— Begin Data section —

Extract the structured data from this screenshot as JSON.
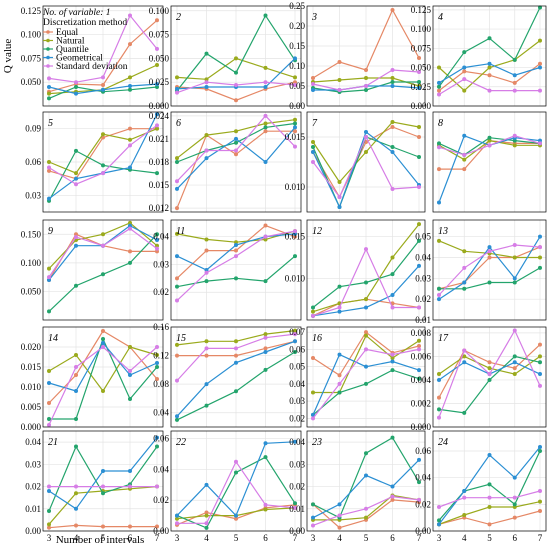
{
  "chart_data": {
    "type": "line",
    "xlabel": "Number of intervals",
    "ylabel": "Q value",
    "x": [
      3,
      4,
      5,
      6,
      7
    ],
    "legend": {
      "title_line1": "No. of variable: 1",
      "title_line2": "Discretization method",
      "position": "top-left"
    },
    "series_styles": [
      {
        "name": "Equal",
        "color": "#E58866"
      },
      {
        "name": "Natural",
        "color": "#9AAA1C"
      },
      {
        "name": "Quantile",
        "color": "#23A46C"
      },
      {
        "name": "Geometrical",
        "color": "#2B8FD3"
      },
      {
        "name": "Standard deviation",
        "color": "#D67DE6"
      }
    ],
    "panels": [
      {
        "label": "",
        "ylim": [
          0.025,
          0.13
        ],
        "yticks": [
          "0.050",
          "0.075",
          "0.100",
          "0.125"
        ],
        "series": [
          [
            0.04,
            0.048,
            0.047,
            0.09,
            0.115
          ],
          [
            0.038,
            0.04,
            0.042,
            0.055,
            0.068
          ],
          [
            0.033,
            0.045,
            0.04,
            0.042,
            0.045
          ],
          [
            0.045,
            0.038,
            0.042,
            0.046,
            0.048
          ],
          [
            0.054,
            0.05,
            0.055,
            0.12,
            0.085
          ]
        ]
      },
      {
        "label": "2",
        "ylim": [
          0.0,
          0.105
        ],
        "yticks": [
          "0.000",
          "0.025",
          "0.050",
          "0.075",
          "0.100"
        ],
        "series": [
          [
            0.02,
            0.018,
            0.006,
            0.018,
            0.025
          ],
          [
            0.03,
            0.028,
            0.05,
            0.04,
            0.03
          ],
          [
            0.016,
            0.055,
            0.035,
            0.095,
            0.048
          ],
          [
            0.018,
            0.02,
            0.02,
            0.02,
            0.05
          ],
          [
            0.014,
            0.025,
            0.022,
            0.025,
            0.022
          ]
        ]
      },
      {
        "label": "3",
        "ylim": [
          0.0,
          0.25
        ],
        "yticks": [
          "0.00",
          "0.05",
          "0.10",
          "0.15",
          "0.20",
          "0.25"
        ],
        "series": [
          [
            0.07,
            0.11,
            0.09,
            0.24,
            0.12
          ],
          [
            0.06,
            0.065,
            0.07,
            0.07,
            0.05
          ],
          [
            0.045,
            0.035,
            0.04,
            0.06,
            0.06
          ],
          [
            0.04,
            0.04,
            0.05,
            0.05,
            0.045
          ],
          [
            0.055,
            0.04,
            0.05,
            0.09,
            0.085
          ]
        ]
      },
      {
        "label": "4",
        "ylim": [
          0.0,
          0.13
        ],
        "yticks": [
          "0.000",
          "0.025",
          "0.050",
          "0.075",
          "0.100",
          "0.125"
        ],
        "series": [
          [
            0.02,
            0.045,
            0.04,
            0.03,
            0.055
          ],
          [
            0.05,
            0.02,
            0.05,
            0.06,
            0.085
          ],
          [
            0.025,
            0.07,
            0.088,
            0.06,
            0.128
          ],
          [
            0.03,
            0.05,
            0.055,
            0.04,
            0.05
          ],
          [
            0.015,
            0.035,
            0.02,
            0.02,
            0.02
          ]
        ]
      },
      {
        "label": "5",
        "ylim": [
          0.015,
          0.105
        ],
        "yticks": [
          "0.03",
          "0.06",
          "0.09"
        ],
        "series": [
          [
            0.052,
            0.045,
            0.082,
            0.09,
            0.09
          ],
          [
            0.06,
            0.05,
            0.085,
            0.08,
            0.09
          ],
          [
            0.025,
            0.07,
            0.057,
            0.053,
            0.05
          ],
          [
            0.027,
            0.045,
            0.05,
            0.055,
            0.103
          ],
          [
            0.055,
            0.04,
            0.05,
            0.075,
            0.093
          ]
        ]
      },
      {
        "label": "6",
        "ylim": [
          0.0115,
          0.0245
        ],
        "yticks": [
          "0.012",
          "0.015",
          "0.018",
          "0.021",
          "0.024"
        ],
        "series": [
          [
            0.012,
            0.0215,
            0.019,
            0.022,
            0.022
          ],
          [
            0.0185,
            0.0215,
            0.022,
            0.023,
            0.0235
          ],
          [
            0.018,
            0.0195,
            0.0205,
            0.0225,
            0.023
          ],
          [
            0.0145,
            0.0185,
            0.021,
            0.018,
            0.0225
          ],
          [
            0.0155,
            0.0195,
            0.0195,
            0.024,
            0.02
          ]
        ]
      },
      {
        "label": "7",
        "ylim": [
          0.0075,
          0.0175
        ],
        "yticks": [
          "0.010",
          "0.015"
        ],
        "series": [
          [
            0.0135,
            0.009,
            0.0145,
            0.016,
            0.015
          ],
          [
            0.0145,
            0.0105,
            0.0135,
            0.0165,
            0.016
          ],
          [
            0.014,
            0.008,
            0.015,
            0.014,
            0.013
          ],
          [
            0.0135,
            0.008,
            0.0155,
            0.0135,
            0.0102
          ],
          [
            0.0125,
            0.009,
            0.015,
            0.0098,
            0.01
          ]
        ]
      },
      {
        "label": "8",
        "ylim": [
          0.0,
          0.105
        ],
        "yticks": [],
        "series": [
          [
            0.045,
            0.045,
            0.075,
            0.072,
            0.072
          ],
          [
            0.07,
            0.055,
            0.075,
            0.07,
            0.07
          ],
          [
            0.072,
            0.06,
            0.078,
            0.075,
            0.072
          ],
          [
            0.01,
            0.08,
            0.07,
            0.078,
            0.075
          ],
          [
            0.068,
            0.06,
            0.07,
            0.08,
            0.072
          ]
        ]
      },
      {
        "label": "9",
        "ylim": [
          0.0,
          0.175
        ],
        "yticks": [
          "0.050",
          "0.100",
          "0.150"
        ],
        "series": [
          [
            0.07,
            0.15,
            0.13,
            0.12,
            0.12
          ],
          [
            0.09,
            0.14,
            0.15,
            0.17,
            0.13
          ],
          [
            0.015,
            0.06,
            0.08,
            0.1,
            0.15
          ],
          [
            0.07,
            0.13,
            0.13,
            0.165,
            0.14
          ],
          [
            0.075,
            0.145,
            0.13,
            0.16,
            0.125
          ]
        ]
      },
      {
        "label": "11",
        "ylim": [
          0.01,
          0.046
        ],
        "yticks": [
          "0.02",
          "0.03",
          "0.04"
        ],
        "series": [
          [
            0.025,
            0.035,
            0.035,
            0.044,
            0.04
          ],
          [
            0.041,
            0.039,
            0.038,
            0.039,
            0.042
          ],
          [
            0.022,
            0.024,
            0.025,
            0.024,
            0.033
          ],
          [
            0.033,
            0.028,
            0.037,
            0.04,
            0.041
          ],
          [
            0.017,
            0.027,
            0.033,
            0.04,
            0.042
          ]
        ]
      },
      {
        "label": "12",
        "ylim": [
          0.005,
          0.017
        ],
        "yticks": [
          "0.010",
          "0.015"
        ],
        "series": [
          [
            0.0055,
            0.007,
            0.0075,
            0.007,
            0.0065
          ],
          [
            0.006,
            0.007,
            0.0075,
            0.0125,
            0.0165
          ],
          [
            0.0065,
            0.009,
            0.0095,
            0.0105,
            0.0145
          ],
          [
            0.0055,
            0.006,
            0.0065,
            0.008,
            0.0115
          ],
          [
            0.0055,
            0.0065,
            0.0135,
            0.0065,
            0.0065
          ]
        ]
      },
      {
        "label": "13",
        "ylim": [
          0.01,
          0.058
        ],
        "yticks": [
          "0.01",
          "0.02",
          "0.03",
          "0.04",
          "0.05"
        ],
        "series": [
          [
            0.025,
            0.028,
            0.04,
            0.04,
            0.045
          ],
          [
            0.048,
            0.043,
            0.042,
            0.04,
            0.04
          ],
          [
            0.025,
            0.025,
            0.028,
            0.028,
            0.035
          ],
          [
            0.02,
            0.028,
            0.045,
            0.03,
            0.05
          ],
          [
            0.022,
            0.035,
            0.043,
            0.046,
            0.045
          ]
        ]
      },
      {
        "label": "14",
        "ylim": [
          0.0,
          0.025
        ],
        "yticks": [
          "0.000",
          "0.005",
          "0.010",
          "0.015",
          "0.020"
        ],
        "series": [
          [
            0.006,
            0.013,
            0.024,
            0.02,
            0.012
          ],
          [
            0.014,
            0.018,
            0.009,
            0.02,
            0.018
          ],
          [
            0.002,
            0.002,
            0.022,
            0.007,
            0.015
          ],
          [
            0.011,
            0.009,
            0.021,
            0.013,
            0.016
          ],
          [
            0.0005,
            0.015,
            0.02,
            0.014,
            0.02
          ]
        ]
      },
      {
        "label": "15",
        "ylim": [
          0.02,
          0.16
        ],
        "yticks": [
          "0.04",
          "0.08",
          "0.12",
          "0.16"
        ],
        "series": [
          [
            0.12,
            0.12,
            0.12,
            0.13,
            0.14
          ],
          [
            0.135,
            0.14,
            0.14,
            0.15,
            0.155
          ],
          [
            0.03,
            0.05,
            0.07,
            0.1,
            0.125
          ],
          [
            0.035,
            0.08,
            0.11,
            0.125,
            0.14
          ],
          [
            0.085,
            0.13,
            0.13,
            0.145,
            0.15
          ]
        ]
      },
      {
        "label": "16",
        "ylim": [
          0.015,
          0.073
        ],
        "yticks": [
          "0.02",
          "0.03",
          "0.04",
          "0.05",
          "0.06",
          "0.07"
        ],
        "series": [
          [
            0.055,
            0.045,
            0.07,
            0.058,
            0.062
          ],
          [
            0.035,
            0.035,
            0.068,
            0.055,
            0.065
          ],
          [
            0.022,
            0.035,
            0.04,
            0.048,
            0.043
          ],
          [
            0.022,
            0.057,
            0.05,
            0.053,
            0.048
          ],
          [
            0.02,
            0.04,
            0.06,
            0.057,
            0.06
          ]
        ]
      },
      {
        "label": "17",
        "ylim": [
          0.0,
          0.0085
        ],
        "yticks": [
          "0.000",
          "0.002",
          "0.004",
          "0.006",
          "0.008"
        ],
        "series": [
          [
            0.0025,
            0.0065,
            0.0055,
            0.005,
            0.007
          ],
          [
            0.0045,
            0.006,
            0.005,
            0.0045,
            0.006
          ],
          [
            0.0015,
            0.0012,
            0.004,
            0.006,
            0.0055
          ],
          [
            0.004,
            0.0055,
            0.0045,
            0.0055,
            0.0045
          ],
          [
            0.0008,
            0.0065,
            0.0045,
            0.0082,
            0.0035
          ]
        ]
      },
      {
        "label": "21",
        "ylim": [
          0.0,
          0.045
        ],
        "yticks": [
          "0.00",
          "0.01",
          "0.02",
          "0.03",
          "0.04"
        ],
        "series": [
          [
            0.0015,
            0.0025,
            0.002,
            0.002,
            0.002
          ],
          [
            0.003,
            0.017,
            0.018,
            0.019,
            0.02
          ],
          [
            0.009,
            0.038,
            0.017,
            0.021,
            0.038
          ],
          [
            0.018,
            0.01,
            0.027,
            0.027,
            0.042
          ],
          [
            0.02,
            0.02,
            0.02,
            0.02,
            0.02
          ]
        ]
      },
      {
        "label": "22",
        "ylim": [
          0.0,
          0.065
        ],
        "yticks": [
          "0.00",
          "0.02",
          "0.04",
          "0.06"
        ],
        "series": [
          [
            0.004,
            0.012,
            0.008,
            0.015,
            0.017
          ],
          [
            0.008,
            0.01,
            0.01,
            0.014,
            0.015
          ],
          [
            0.01,
            0.002,
            0.038,
            0.048,
            0.018
          ],
          [
            0.01,
            0.03,
            0.01,
            0.057,
            0.058
          ],
          [
            0.005,
            0.005,
            0.045,
            0.017,
            0.015
          ]
        ]
      },
      {
        "label": "23",
        "ylim": [
          0.0,
          0.045
        ],
        "yticks": [
          "0.00",
          "0.01",
          "0.02",
          "0.03",
          "0.04"
        ],
        "series": [
          [
            0.012,
            0.0015,
            0.005,
            0.014,
            0.013
          ],
          [
            0.005,
            0.005,
            0.006,
            0.016,
            0.014
          ],
          [
            0.012,
            0.006,
            0.035,
            0.042,
            0.022
          ],
          [
            0.006,
            0.012,
            0.025,
            0.02,
            0.032
          ],
          [
            0.0025,
            0.007,
            0.01,
            0.0155,
            0.014
          ]
        ]
      },
      {
        "label": "24",
        "ylim": [
          0.0,
          0.075
        ],
        "yticks": [
          "0.00",
          "0.02",
          "0.04",
          "0.06"
        ],
        "series": [
          [
            0.005,
            0.01,
            0.005,
            0.01,
            0.015
          ],
          [
            0.005,
            0.012,
            0.018,
            0.018,
            0.022
          ],
          [
            0.008,
            0.03,
            0.035,
            0.02,
            0.06
          ],
          [
            0.005,
            0.03,
            0.057,
            0.04,
            0.063
          ],
          [
            0.018,
            0.025,
            0.025,
            0.025,
            0.03
          ]
        ]
      }
    ]
  }
}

— End Data section —

Return only the number of lines in the preceding records that contain the string "name".

5